● Request:
Give only the number of lines that include the string "button".

● Material supplied:
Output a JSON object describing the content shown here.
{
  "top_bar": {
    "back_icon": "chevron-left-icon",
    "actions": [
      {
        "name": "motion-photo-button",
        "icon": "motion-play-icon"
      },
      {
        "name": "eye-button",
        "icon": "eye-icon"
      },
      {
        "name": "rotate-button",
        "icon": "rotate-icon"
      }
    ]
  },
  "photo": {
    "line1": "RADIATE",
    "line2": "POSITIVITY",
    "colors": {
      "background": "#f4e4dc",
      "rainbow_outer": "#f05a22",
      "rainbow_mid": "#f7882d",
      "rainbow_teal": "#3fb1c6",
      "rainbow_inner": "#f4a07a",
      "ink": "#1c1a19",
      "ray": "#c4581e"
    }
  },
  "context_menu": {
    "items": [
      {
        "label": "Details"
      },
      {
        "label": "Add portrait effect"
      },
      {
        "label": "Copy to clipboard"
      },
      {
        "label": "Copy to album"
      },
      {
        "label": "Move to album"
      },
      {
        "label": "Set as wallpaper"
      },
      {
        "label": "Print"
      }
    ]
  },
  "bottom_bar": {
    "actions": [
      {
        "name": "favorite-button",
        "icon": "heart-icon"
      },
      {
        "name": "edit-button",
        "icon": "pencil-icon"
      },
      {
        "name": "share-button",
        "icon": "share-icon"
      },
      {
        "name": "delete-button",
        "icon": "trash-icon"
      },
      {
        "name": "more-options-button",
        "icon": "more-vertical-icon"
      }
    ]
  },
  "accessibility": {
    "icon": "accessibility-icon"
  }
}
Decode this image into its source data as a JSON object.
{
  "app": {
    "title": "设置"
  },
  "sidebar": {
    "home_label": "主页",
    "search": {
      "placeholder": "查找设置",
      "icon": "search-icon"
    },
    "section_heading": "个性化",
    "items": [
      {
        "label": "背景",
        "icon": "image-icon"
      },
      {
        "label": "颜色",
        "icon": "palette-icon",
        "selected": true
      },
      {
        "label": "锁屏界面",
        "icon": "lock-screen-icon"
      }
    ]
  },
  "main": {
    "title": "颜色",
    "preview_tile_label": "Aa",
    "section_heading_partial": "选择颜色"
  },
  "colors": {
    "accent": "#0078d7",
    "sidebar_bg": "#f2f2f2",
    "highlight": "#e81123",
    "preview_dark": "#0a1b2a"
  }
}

● Finished answer:
8